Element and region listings
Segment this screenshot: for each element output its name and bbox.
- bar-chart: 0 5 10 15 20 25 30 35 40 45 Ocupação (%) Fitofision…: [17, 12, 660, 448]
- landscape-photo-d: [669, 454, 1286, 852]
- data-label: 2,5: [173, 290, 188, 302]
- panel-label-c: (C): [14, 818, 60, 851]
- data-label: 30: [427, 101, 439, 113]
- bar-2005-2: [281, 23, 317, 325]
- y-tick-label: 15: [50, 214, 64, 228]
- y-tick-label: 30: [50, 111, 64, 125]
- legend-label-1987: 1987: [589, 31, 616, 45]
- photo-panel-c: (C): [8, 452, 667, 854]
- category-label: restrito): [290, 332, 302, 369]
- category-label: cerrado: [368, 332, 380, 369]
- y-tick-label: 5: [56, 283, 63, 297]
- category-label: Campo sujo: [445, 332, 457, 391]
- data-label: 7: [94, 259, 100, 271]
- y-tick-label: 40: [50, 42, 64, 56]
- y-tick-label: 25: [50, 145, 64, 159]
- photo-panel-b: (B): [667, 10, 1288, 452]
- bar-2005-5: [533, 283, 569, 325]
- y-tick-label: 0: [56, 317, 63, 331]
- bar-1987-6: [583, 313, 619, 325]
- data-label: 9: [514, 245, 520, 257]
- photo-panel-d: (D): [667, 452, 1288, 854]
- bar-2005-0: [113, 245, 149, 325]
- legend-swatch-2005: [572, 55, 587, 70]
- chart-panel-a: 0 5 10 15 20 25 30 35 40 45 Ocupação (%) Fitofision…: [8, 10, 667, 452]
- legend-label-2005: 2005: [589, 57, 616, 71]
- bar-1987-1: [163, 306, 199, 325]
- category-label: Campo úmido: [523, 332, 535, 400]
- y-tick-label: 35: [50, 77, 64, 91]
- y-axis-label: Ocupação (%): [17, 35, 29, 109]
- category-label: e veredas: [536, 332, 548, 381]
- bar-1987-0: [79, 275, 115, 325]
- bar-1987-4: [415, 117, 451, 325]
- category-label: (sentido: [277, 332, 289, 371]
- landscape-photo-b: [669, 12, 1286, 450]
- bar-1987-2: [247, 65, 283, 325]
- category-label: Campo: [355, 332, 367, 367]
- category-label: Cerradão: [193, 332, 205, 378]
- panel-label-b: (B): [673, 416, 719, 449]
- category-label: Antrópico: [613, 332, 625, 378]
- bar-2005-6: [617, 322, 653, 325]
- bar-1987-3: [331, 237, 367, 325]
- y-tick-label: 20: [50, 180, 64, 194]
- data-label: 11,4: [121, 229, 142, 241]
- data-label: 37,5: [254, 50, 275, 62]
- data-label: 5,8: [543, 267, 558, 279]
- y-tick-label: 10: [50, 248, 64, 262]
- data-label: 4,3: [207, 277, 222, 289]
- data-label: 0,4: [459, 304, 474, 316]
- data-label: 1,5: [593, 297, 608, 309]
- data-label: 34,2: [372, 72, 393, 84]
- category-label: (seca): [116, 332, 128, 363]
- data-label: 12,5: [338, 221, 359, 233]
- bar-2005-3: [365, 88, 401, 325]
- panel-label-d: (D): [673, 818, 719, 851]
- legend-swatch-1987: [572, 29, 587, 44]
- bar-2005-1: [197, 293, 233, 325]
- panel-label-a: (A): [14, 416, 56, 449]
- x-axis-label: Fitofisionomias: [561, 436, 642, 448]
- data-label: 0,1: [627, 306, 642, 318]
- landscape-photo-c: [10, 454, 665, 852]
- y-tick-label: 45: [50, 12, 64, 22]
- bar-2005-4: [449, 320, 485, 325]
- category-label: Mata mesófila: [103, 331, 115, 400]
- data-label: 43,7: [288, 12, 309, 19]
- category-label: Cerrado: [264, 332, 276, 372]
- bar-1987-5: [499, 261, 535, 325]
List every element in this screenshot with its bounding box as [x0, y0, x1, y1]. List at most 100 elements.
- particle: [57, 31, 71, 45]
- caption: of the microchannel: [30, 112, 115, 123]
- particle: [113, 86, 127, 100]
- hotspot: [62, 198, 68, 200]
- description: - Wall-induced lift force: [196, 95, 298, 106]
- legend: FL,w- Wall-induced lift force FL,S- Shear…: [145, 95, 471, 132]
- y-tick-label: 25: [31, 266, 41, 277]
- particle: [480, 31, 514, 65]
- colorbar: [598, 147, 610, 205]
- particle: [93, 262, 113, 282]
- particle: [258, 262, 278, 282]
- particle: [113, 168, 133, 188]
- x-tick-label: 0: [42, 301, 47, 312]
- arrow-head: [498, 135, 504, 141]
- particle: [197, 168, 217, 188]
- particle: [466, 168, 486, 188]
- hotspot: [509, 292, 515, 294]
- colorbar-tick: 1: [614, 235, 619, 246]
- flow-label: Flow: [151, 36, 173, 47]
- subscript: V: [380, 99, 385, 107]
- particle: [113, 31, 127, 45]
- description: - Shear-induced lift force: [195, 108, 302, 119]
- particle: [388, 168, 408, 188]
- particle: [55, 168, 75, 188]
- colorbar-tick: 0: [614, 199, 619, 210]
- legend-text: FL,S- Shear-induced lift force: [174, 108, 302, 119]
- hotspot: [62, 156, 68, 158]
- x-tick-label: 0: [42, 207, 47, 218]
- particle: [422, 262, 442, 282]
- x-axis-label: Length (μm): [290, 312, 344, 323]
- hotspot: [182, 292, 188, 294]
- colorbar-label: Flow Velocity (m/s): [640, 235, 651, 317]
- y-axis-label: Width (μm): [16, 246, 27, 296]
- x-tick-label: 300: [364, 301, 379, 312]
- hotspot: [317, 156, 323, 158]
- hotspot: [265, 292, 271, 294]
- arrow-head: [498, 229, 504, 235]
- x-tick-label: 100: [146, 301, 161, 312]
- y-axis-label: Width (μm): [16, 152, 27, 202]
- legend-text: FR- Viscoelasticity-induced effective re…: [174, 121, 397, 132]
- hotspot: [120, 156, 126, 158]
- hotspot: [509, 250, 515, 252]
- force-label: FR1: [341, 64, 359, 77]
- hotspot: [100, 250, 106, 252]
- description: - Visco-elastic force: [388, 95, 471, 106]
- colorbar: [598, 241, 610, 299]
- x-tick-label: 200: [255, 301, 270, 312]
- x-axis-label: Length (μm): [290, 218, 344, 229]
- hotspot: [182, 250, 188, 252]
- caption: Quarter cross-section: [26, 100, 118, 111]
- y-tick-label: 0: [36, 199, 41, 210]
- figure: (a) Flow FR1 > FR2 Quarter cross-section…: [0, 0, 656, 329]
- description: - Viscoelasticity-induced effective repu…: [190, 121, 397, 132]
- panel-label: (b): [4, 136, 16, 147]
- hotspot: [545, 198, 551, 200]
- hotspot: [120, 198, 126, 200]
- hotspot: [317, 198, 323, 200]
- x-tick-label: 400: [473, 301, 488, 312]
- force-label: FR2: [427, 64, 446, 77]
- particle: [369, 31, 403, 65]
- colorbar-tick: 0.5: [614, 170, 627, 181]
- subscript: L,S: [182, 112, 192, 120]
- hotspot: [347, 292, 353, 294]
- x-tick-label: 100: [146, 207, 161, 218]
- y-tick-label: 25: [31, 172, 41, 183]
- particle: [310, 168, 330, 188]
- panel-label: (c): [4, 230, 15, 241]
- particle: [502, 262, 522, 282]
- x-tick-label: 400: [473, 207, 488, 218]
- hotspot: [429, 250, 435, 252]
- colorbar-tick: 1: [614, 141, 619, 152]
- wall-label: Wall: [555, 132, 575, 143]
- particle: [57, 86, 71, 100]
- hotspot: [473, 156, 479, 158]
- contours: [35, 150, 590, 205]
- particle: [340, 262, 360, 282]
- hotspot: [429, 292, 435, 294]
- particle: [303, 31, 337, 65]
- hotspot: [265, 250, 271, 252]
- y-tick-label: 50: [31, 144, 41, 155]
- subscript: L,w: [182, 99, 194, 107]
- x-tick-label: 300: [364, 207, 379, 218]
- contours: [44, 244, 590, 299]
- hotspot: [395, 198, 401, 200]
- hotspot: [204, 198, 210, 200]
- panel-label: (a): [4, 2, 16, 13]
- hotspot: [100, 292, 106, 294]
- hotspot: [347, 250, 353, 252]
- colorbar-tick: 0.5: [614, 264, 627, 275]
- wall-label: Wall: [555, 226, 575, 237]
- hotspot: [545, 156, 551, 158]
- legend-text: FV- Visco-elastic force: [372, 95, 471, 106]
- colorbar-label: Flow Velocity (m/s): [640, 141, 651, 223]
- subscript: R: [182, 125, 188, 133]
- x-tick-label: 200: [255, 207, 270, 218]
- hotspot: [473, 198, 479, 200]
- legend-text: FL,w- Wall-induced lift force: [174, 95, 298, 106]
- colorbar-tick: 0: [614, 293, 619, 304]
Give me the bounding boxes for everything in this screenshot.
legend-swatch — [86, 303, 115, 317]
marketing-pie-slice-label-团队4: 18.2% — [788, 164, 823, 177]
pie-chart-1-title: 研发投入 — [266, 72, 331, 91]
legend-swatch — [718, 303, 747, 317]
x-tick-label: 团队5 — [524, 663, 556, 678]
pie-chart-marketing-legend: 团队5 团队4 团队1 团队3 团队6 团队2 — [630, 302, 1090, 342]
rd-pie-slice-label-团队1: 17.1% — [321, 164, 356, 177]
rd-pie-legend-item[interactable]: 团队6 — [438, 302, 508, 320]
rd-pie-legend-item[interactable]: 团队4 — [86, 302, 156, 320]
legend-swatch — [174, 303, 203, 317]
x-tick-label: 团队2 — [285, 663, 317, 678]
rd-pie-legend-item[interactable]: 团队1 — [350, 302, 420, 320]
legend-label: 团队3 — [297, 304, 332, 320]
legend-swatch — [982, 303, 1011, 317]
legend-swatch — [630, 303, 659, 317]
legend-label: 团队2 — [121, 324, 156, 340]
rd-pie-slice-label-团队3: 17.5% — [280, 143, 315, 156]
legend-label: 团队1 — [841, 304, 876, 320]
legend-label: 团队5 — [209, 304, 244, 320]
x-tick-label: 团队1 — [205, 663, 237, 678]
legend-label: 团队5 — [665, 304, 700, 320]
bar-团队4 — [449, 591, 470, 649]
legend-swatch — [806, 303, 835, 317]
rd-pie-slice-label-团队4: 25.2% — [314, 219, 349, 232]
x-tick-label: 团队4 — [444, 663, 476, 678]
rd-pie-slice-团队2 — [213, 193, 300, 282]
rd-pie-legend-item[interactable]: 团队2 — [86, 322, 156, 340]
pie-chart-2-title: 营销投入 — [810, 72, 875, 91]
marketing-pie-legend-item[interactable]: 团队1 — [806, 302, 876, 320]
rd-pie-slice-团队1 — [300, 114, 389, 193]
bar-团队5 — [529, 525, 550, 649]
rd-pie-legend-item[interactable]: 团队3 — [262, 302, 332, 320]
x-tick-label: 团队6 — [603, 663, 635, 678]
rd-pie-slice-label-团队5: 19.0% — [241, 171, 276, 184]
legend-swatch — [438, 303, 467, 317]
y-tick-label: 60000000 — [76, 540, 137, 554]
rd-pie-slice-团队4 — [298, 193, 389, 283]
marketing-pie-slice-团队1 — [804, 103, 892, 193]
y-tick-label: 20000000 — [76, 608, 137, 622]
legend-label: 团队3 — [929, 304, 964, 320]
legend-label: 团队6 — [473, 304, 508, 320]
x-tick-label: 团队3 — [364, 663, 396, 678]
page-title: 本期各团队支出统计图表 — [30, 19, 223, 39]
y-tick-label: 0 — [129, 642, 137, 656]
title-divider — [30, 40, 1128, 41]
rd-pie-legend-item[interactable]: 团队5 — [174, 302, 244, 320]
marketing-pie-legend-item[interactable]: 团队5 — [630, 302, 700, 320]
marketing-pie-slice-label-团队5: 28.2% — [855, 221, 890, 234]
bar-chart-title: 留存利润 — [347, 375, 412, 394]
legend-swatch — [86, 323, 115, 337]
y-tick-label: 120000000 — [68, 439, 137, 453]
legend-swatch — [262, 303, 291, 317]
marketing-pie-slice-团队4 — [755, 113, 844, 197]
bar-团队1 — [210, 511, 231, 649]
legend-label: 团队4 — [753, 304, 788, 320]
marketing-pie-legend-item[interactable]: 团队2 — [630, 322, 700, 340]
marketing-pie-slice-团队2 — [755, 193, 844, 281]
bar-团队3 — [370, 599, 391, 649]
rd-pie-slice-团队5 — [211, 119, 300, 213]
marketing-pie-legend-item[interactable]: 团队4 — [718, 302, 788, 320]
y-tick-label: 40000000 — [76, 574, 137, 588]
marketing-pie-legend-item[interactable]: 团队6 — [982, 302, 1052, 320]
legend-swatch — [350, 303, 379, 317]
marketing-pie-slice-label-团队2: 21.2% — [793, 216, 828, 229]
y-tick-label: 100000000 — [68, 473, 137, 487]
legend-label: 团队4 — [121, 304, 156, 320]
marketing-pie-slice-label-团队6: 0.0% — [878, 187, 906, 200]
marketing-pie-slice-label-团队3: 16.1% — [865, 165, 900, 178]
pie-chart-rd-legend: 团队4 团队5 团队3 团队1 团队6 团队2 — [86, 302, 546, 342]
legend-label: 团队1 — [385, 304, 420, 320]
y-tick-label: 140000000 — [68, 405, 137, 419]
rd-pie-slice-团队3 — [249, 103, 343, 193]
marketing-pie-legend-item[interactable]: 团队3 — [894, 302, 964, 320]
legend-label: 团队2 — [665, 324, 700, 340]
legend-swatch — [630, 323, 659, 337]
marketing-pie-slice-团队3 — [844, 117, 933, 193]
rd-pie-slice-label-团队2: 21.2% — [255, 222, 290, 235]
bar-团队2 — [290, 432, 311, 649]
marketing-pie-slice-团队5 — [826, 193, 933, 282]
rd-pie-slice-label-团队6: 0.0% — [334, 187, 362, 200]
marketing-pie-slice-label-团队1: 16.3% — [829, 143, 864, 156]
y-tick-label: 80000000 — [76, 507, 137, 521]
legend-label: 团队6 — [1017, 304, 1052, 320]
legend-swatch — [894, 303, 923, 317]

WHAT THE EXERCISE ASKS: Filter the entries above and copy out every line that contains the string "subscript". Matching is case-sensitive.

TASK OUTPUT:
- subscript: V: [380, 99, 385, 107]
- subscript: L,S: [182, 112, 192, 120]
- subscript: L,w: [182, 99, 194, 107]
- subscript: R: [182, 125, 188, 133]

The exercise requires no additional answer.